_Written exercise_
Copy each line of the data below exactly, leaving out pictures.

* start Recorded information *

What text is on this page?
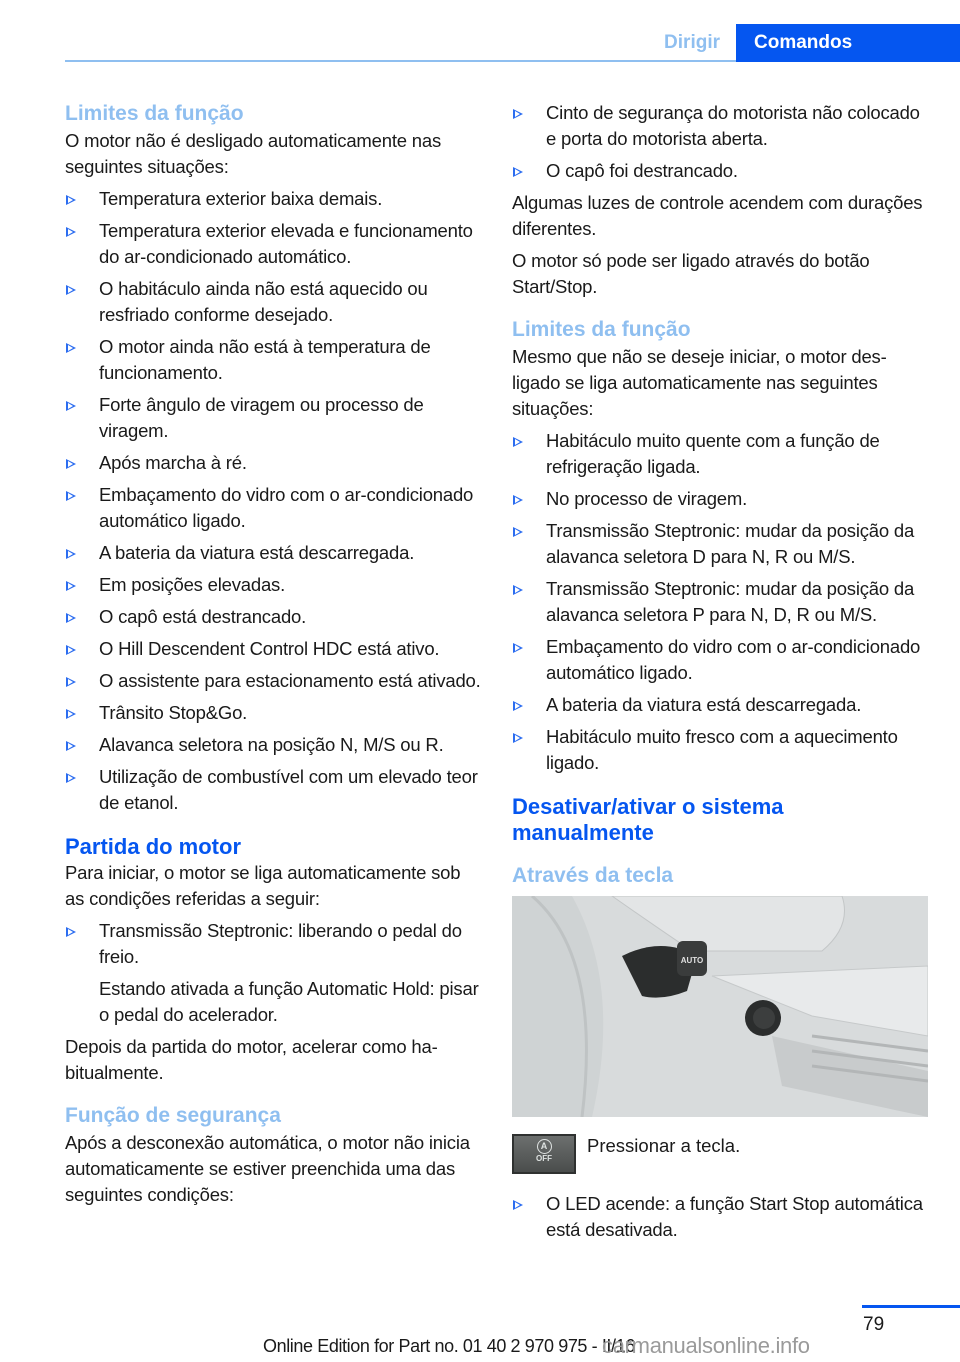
Dirigir	Comandos
Limites da função

O motor não é desligado automaticamente nas seguintes situações:

Temperatura exterior baixa demais.
Temperatura exterior elevada e funcionamento do ar-condicionado automático.
O habitáculo ainda não está aquecido ou resfriado conforme desejado.
O motor ainda não está à temperatura de funcionamento.
Forte ângulo de viragem ou processo de viragem.
Após marcha à ré.
Embaçamento do vidro com o ar-condicionado automático ligado.
A bateria da viatura está descarregada.
Em posições elevadas.
O capô está destrancado.
O Hill Descendent Control HDC está ativo.
O assistente para estacionamento está ativado.
Trânsito Stop&Go.
Alavanca seletora na posição N, M/S ou R.
Utilização de combustível com um elevado teor de etanol.
Partida do motor

Para iniciar, o motor se liga automaticamente sob as condições referidas a seguir:

Transmissão Steptronic: liberando o pedal do freio.
Estando ativada a função Automatic Hold: pisar o pedal do acelerador.

Depois da partida do motor, acelerar como habitualmente.

Função de segurança

Após a desconexão automática, o motor não inicia automaticamente se estiver preenchida uma das seguintes condições:

Cinto de segurança do motorista não colocado e porta do motorista aberta.
O capô foi destrancado.

Algumas luzes de controle acendem com durações diferentes.

O motor só pode ser ligado através do botão Start/Stop.

Limites da função

Mesmo que não se deseje iniciar, o motor desligado se liga automaticamente nas seguintes situações:

Habitáculo muito quente com a função de refrigeração ligada.
No processo de viragem.
Transmissão Steptronic: mudar da posição da alavanca seletora D para N, R ou M/S.
Transmissão Steptronic: mudar da posição da alavanca seletora P para N, D, R ou M/S.
Embaçamento do vidro com o ar-condicionado automático ligado.
A bateria da viatura está descarregada.
Habitáculo muito fresco com a aquecimento ligado.
Desativar/ativar o sistema manualmente
Através da tecla
AUTO
A
OFF
Pressionar a tecla.
O LED acende: a função Start Stop automática está desativada.
79
Online Edition for Part no. 01 40 2 970 975 - II/16
carmanualsonline.info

* end Recorded information *

_Answer for this exercise_
What text is on this page?
Dirigir	Comandos
Limites da função

O motor não é desligado automaticamente nas seguintes situações:

Temperatura exterior baixa demais.
Temperatura exterior elevada e funcionamento do ar-condicionado automático.
O habitáculo ainda não está aquecido ou resfriado conforme desejado.
O motor ainda não está à temperatura de funcionamento.
Forte ângulo de viragem ou processo de viragem.
Após marcha à ré.
Embaçamento do vidro com o ar-condicionado automático ligado.
A bateria da viatura está descarregada.
Em posições elevadas.
O capô está destrancado.
O Hill Descendent Control HDC está ativo.
O assistente para estacionamento está ativado.
Trânsito Stop&Go.
Alavanca seletora na posição N, M/S ou R.
Utilização de combustível com um elevado teor de etanol.
Partida do motor

Para iniciar, o motor se liga automaticamente sob as condições referidas a seguir:

Transmissão Steptronic: liberando o pedal do freio.
Estando ativada a função Automatic Hold: pisar o pedal do acelerador.

Depois da partida do motor, acelerar como habitualmente.

Função de segurança

Após a desconexão automática, o motor não inicia automaticamente se estiver preenchida uma das seguintes condições:

Cinto de segurança do motorista não colocado e porta do motorista aberta.
O capô foi destrancado.

Algumas luzes de controle acendem com durações diferentes.

O motor só pode ser ligado através do botão Start/Stop.

Limites da função

Mesmo que não se deseje iniciar, o motor desligado se liga automaticamente nas seguintes situações:

Habitáculo muito quente com a função de refrigeração ligada.
No processo de viragem.
Transmissão Steptronic: mudar da posição da alavanca seletora D para N, R ou M/S.
Transmissão Steptronic: mudar da posição da alavanca seletora P para N, D, R ou M/S.
Embaçamento do vidro com o ar-condicionado automático ligado.
A bateria da viatura está descarregada.
Habitáculo muito fresco com a aquecimento ligado.
Desativar/ativar o sistema manualmente
Através da tecla
AUTO
A
OFF
Pressionar a tecla.
O LED acende: a função Start Stop automática está desativada.
79
Online Edition for Part no. 01 40 2 970 975 - II/16
carmanualsonline.info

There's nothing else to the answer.